**Goal:** Copy all lines that contain the word "name".

══════════

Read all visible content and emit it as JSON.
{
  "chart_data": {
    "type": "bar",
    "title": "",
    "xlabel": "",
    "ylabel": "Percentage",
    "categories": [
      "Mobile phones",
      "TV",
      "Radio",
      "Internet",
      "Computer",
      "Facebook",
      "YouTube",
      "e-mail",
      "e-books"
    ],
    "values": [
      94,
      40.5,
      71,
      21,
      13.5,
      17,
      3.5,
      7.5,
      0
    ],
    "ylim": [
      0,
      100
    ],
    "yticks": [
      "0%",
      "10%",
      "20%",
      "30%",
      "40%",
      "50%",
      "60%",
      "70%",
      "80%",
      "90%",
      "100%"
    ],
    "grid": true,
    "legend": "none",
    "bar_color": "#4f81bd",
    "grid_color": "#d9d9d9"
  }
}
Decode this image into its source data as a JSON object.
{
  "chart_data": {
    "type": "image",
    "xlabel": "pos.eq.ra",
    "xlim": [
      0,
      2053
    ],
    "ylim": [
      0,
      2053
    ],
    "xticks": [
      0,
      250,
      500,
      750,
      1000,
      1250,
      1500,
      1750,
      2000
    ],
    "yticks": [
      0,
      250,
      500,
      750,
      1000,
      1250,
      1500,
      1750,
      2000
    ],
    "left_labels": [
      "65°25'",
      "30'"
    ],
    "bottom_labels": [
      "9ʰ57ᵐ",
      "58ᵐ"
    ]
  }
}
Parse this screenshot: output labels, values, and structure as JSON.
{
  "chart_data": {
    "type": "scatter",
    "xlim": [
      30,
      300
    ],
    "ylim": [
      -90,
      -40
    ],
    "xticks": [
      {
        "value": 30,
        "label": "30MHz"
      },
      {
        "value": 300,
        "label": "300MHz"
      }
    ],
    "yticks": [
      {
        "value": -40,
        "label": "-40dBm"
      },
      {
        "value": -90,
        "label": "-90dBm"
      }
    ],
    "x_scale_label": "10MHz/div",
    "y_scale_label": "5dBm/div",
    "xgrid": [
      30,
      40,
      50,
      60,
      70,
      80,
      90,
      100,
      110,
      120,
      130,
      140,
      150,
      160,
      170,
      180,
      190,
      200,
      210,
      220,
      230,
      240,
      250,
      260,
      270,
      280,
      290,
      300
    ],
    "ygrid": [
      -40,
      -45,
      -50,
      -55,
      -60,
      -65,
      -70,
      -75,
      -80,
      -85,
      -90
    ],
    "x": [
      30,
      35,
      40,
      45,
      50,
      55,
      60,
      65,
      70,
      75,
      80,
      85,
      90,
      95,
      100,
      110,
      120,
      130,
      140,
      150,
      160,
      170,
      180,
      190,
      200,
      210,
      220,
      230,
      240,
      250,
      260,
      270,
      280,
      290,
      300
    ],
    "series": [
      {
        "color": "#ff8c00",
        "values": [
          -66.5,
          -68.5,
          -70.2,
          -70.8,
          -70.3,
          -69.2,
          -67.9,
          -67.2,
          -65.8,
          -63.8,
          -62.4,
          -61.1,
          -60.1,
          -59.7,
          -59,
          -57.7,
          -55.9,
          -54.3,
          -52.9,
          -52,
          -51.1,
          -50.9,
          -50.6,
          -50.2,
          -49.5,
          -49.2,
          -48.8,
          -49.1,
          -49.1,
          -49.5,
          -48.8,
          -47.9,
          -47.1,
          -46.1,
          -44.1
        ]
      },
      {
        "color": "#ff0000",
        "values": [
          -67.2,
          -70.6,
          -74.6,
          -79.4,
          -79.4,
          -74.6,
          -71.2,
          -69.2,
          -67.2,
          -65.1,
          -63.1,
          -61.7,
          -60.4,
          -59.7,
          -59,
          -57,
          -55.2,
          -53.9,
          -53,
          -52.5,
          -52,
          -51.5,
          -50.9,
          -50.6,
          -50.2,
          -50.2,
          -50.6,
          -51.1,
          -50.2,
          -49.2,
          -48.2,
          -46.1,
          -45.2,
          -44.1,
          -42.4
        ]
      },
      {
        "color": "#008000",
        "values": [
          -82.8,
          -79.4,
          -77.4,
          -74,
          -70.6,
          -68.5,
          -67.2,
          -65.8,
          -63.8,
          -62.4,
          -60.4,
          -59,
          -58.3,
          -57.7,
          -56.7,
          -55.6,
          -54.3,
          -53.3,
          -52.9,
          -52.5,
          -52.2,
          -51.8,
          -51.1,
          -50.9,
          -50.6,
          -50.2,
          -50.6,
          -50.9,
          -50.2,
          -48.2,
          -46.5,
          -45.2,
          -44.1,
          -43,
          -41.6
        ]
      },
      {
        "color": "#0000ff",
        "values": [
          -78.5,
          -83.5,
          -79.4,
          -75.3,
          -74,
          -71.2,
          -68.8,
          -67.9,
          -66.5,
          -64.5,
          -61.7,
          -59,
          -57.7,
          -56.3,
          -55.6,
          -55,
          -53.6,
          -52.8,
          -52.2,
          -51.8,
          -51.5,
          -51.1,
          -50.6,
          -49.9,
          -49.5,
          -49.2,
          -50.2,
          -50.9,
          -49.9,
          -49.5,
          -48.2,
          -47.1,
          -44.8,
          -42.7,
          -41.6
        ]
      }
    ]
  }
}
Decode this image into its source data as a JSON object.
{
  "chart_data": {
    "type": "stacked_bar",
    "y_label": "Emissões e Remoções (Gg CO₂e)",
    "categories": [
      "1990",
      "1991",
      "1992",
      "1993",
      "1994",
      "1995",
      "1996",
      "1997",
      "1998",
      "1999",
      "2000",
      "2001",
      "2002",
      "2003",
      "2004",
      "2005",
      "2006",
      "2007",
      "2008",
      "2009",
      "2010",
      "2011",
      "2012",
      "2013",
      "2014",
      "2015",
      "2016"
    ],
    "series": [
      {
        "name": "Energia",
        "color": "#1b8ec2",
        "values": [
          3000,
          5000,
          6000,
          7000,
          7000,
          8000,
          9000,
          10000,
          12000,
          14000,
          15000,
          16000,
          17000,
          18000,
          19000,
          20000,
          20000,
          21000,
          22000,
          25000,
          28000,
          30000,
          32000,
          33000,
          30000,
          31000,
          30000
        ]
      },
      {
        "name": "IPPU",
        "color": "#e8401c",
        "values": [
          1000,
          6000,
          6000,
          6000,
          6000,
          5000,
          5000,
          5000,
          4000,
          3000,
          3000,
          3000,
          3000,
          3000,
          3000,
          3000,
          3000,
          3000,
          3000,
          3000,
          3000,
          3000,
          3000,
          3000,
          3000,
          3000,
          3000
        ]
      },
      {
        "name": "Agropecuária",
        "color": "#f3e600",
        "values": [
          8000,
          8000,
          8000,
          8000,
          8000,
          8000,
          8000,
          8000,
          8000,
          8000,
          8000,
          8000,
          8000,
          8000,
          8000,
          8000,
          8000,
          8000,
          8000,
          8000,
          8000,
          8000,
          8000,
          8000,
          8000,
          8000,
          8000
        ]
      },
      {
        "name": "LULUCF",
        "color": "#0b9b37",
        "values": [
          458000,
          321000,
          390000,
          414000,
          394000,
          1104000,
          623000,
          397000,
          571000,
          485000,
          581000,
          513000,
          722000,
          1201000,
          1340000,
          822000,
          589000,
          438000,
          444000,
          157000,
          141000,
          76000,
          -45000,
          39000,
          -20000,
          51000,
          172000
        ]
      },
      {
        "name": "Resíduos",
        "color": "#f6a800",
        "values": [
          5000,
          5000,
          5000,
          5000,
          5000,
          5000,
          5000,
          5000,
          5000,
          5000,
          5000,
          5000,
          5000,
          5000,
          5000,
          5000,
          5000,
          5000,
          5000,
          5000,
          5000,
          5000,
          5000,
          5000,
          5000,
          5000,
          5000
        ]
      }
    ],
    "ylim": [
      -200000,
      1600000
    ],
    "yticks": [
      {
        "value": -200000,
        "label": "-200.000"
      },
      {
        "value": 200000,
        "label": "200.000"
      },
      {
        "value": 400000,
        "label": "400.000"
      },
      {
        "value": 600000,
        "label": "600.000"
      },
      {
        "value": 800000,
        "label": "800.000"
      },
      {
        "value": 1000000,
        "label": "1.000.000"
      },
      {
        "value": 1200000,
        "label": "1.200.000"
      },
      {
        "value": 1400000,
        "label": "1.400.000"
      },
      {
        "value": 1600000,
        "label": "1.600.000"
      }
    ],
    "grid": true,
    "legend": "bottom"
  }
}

══════════

**Correct answer:**
        "name": "Energia",
        "name": "IPPU",
        "name": "Agropecuária",
        "name": "LULUCF",
        "name": "Resíduos",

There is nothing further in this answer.